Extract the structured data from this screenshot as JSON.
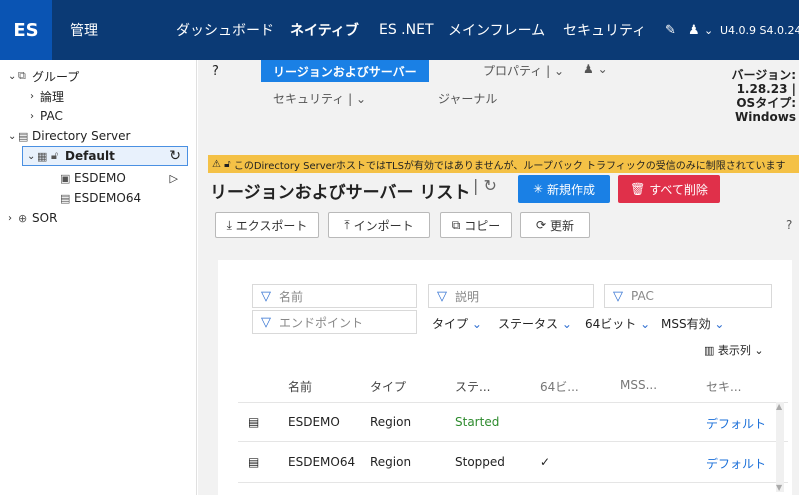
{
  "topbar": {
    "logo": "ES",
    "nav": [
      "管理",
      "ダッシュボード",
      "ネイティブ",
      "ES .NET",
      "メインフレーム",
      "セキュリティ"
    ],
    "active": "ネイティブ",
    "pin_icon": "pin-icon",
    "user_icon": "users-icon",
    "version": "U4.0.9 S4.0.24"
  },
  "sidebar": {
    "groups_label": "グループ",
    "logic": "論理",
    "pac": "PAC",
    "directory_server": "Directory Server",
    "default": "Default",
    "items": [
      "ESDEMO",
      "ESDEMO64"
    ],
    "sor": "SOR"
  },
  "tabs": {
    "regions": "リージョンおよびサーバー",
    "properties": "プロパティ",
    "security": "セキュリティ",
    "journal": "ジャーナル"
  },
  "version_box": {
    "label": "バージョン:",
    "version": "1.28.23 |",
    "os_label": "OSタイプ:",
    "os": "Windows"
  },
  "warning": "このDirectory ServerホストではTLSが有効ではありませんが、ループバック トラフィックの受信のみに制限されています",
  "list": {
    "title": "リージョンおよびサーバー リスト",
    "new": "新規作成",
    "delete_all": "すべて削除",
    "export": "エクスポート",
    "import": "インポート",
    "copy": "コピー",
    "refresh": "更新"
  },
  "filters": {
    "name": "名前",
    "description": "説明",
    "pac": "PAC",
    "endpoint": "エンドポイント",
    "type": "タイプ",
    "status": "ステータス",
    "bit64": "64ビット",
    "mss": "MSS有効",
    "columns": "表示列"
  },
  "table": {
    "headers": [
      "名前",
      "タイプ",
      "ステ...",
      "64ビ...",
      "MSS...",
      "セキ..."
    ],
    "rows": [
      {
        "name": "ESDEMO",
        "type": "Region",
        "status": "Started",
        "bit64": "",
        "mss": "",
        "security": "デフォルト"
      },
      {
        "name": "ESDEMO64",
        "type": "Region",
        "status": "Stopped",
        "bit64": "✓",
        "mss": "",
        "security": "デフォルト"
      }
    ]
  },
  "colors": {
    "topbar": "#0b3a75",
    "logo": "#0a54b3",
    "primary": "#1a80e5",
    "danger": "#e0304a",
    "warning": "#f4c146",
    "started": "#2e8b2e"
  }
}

++++++

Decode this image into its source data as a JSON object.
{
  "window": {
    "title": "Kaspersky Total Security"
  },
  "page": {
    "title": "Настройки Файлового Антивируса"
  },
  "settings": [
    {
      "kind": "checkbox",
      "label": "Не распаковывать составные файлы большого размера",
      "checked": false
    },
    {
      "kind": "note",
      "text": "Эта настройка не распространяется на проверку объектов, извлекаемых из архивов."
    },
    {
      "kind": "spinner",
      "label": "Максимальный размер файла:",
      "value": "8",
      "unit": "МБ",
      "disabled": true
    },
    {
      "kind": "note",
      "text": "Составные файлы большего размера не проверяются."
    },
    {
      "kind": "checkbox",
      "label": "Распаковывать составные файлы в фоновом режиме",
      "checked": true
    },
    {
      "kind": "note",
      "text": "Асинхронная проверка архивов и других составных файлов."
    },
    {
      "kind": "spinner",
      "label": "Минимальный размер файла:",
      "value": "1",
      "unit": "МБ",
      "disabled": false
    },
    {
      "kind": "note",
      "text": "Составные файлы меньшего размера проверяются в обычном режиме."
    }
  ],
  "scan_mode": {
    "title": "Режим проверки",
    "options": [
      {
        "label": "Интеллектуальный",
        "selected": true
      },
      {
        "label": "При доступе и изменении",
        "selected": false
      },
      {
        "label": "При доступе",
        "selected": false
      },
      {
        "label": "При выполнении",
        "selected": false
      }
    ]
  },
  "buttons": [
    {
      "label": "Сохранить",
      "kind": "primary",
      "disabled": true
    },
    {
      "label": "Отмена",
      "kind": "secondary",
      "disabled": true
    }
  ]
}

++++++

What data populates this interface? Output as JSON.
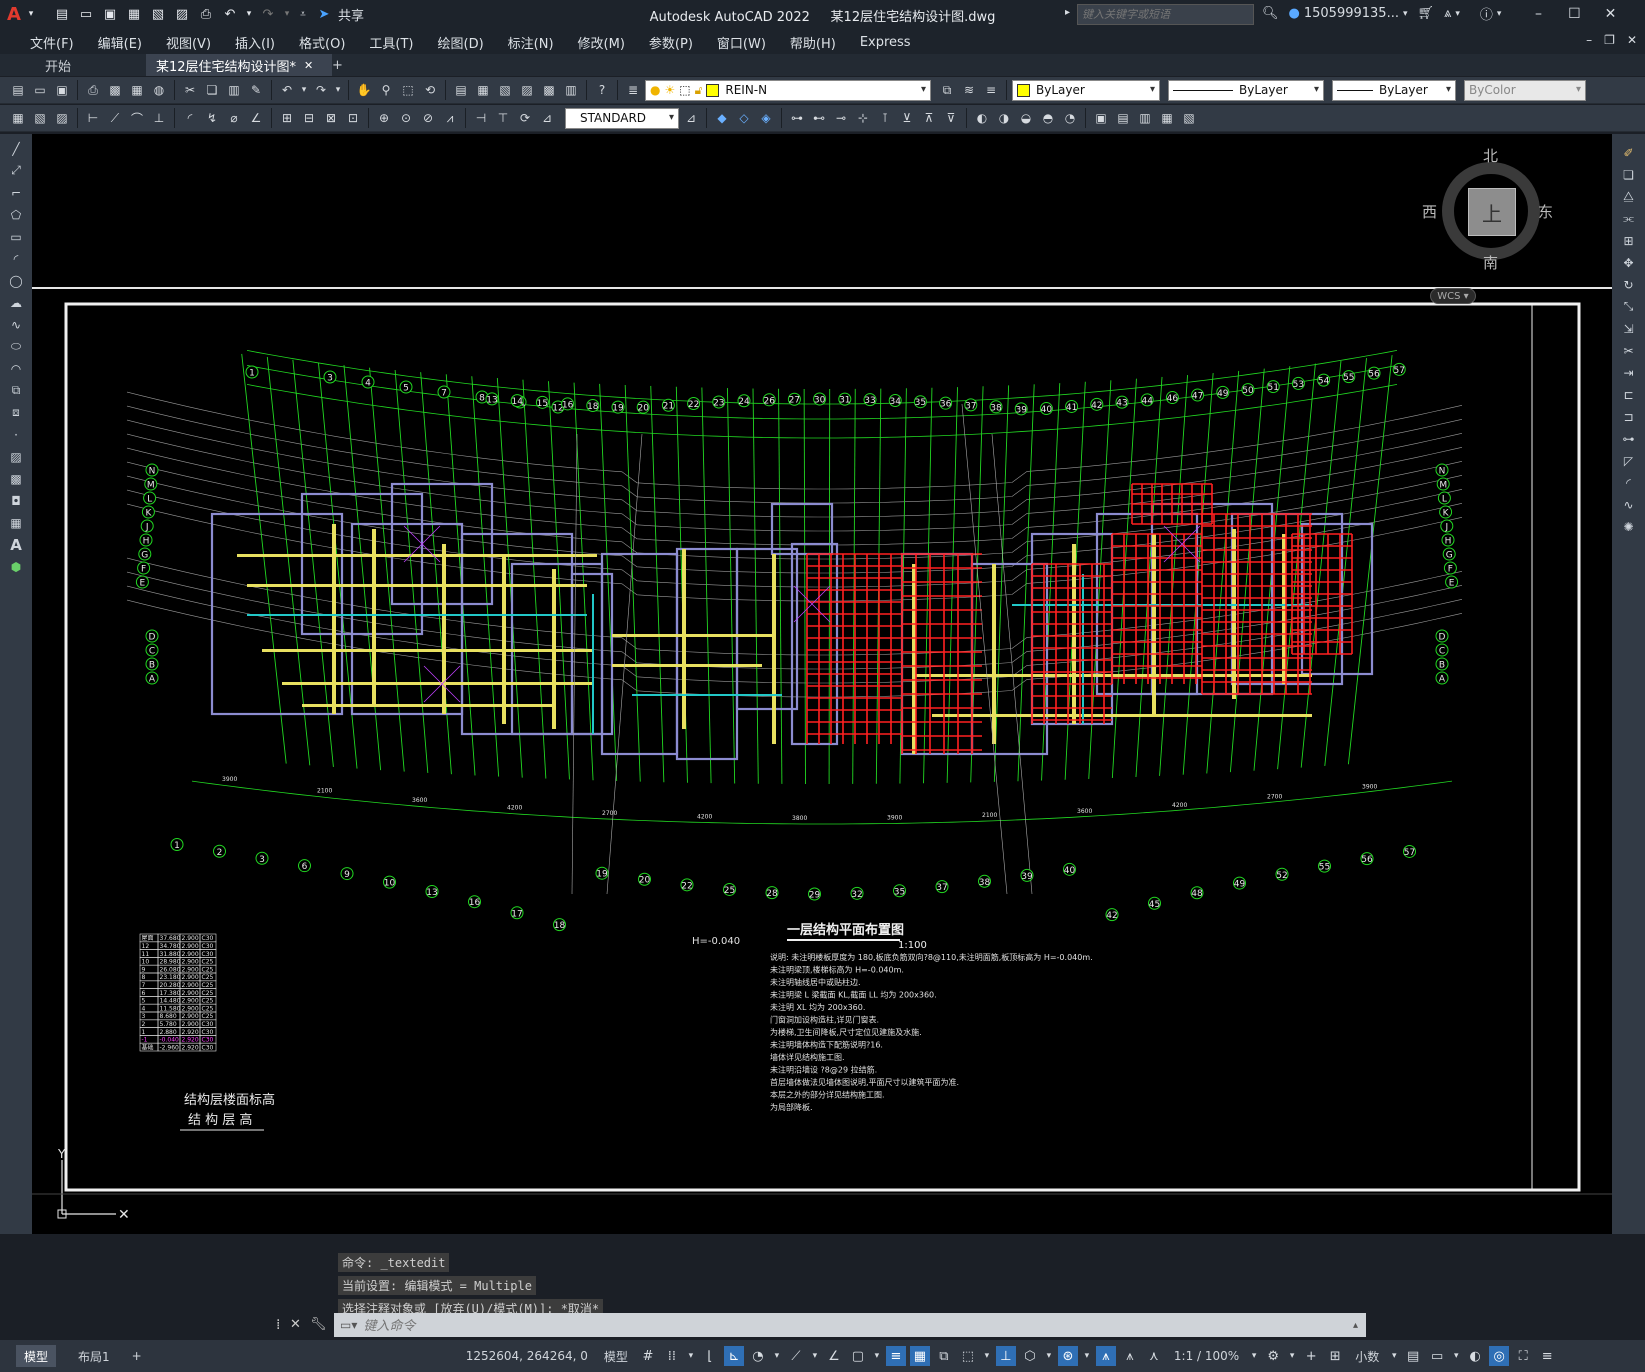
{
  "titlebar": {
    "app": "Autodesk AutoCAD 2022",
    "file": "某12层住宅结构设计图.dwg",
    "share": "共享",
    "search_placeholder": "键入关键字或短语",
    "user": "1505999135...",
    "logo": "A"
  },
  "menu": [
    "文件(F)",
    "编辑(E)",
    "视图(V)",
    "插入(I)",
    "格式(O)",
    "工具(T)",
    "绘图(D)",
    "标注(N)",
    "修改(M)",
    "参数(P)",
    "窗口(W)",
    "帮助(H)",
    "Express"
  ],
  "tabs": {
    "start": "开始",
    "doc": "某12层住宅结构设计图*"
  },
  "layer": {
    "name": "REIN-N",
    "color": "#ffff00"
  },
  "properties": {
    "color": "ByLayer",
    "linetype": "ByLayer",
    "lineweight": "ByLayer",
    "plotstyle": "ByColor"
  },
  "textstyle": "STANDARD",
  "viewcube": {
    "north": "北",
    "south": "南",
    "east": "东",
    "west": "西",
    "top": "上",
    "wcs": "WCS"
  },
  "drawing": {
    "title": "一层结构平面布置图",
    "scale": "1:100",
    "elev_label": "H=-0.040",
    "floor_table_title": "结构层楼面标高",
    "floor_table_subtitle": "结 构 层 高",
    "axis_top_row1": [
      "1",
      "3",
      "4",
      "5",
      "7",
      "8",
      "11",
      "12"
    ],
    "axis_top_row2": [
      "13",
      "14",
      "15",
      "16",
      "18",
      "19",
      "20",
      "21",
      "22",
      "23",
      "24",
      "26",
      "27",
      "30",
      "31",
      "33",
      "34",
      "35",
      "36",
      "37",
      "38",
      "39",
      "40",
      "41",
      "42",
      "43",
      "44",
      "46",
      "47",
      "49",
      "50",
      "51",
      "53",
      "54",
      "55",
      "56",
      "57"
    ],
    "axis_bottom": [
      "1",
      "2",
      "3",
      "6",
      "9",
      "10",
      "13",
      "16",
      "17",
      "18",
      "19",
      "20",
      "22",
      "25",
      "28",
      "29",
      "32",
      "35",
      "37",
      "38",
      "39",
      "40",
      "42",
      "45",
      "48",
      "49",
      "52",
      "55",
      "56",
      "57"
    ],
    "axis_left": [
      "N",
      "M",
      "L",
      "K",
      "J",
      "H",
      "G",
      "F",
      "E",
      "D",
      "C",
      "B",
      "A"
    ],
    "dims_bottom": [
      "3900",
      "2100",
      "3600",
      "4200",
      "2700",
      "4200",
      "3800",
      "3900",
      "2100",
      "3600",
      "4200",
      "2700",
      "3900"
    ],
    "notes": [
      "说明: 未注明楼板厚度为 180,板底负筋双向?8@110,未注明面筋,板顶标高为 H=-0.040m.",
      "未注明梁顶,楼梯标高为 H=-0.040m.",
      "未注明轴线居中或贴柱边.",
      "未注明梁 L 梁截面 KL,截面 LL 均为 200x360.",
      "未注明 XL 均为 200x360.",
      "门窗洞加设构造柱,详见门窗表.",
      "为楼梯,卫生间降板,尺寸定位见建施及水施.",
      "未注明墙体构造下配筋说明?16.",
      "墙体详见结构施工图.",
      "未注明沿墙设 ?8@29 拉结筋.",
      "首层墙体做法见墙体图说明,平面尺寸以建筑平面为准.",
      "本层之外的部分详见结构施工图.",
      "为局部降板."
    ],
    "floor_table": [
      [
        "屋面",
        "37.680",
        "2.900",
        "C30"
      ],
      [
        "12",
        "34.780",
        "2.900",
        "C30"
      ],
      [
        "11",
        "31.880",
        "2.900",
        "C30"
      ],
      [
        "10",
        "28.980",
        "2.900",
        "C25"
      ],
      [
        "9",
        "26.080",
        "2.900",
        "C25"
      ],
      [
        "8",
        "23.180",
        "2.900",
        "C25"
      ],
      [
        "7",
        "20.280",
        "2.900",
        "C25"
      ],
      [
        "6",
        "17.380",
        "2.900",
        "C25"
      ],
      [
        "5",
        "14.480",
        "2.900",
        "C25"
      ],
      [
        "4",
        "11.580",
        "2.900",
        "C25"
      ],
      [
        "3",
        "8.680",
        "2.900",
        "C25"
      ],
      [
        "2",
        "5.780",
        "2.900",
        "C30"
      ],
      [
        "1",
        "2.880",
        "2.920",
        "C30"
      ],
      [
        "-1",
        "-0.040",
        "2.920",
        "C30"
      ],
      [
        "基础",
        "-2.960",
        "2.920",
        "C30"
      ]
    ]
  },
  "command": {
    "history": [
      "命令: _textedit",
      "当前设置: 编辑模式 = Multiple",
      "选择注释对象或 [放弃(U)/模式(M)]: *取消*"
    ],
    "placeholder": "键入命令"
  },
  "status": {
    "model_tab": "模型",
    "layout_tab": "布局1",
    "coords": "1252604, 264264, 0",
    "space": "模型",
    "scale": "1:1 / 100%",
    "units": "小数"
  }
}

++++++

» **EXERCISE BRIEF**: Filter the records above and return every line that holds the word "проверяются".

» **ANSWER TO THIS TASK**:
      "text": "Составные файлы большего размера не проверяются."
      "text": "Составные файлы меньшего размера проверяются в обычном режиме."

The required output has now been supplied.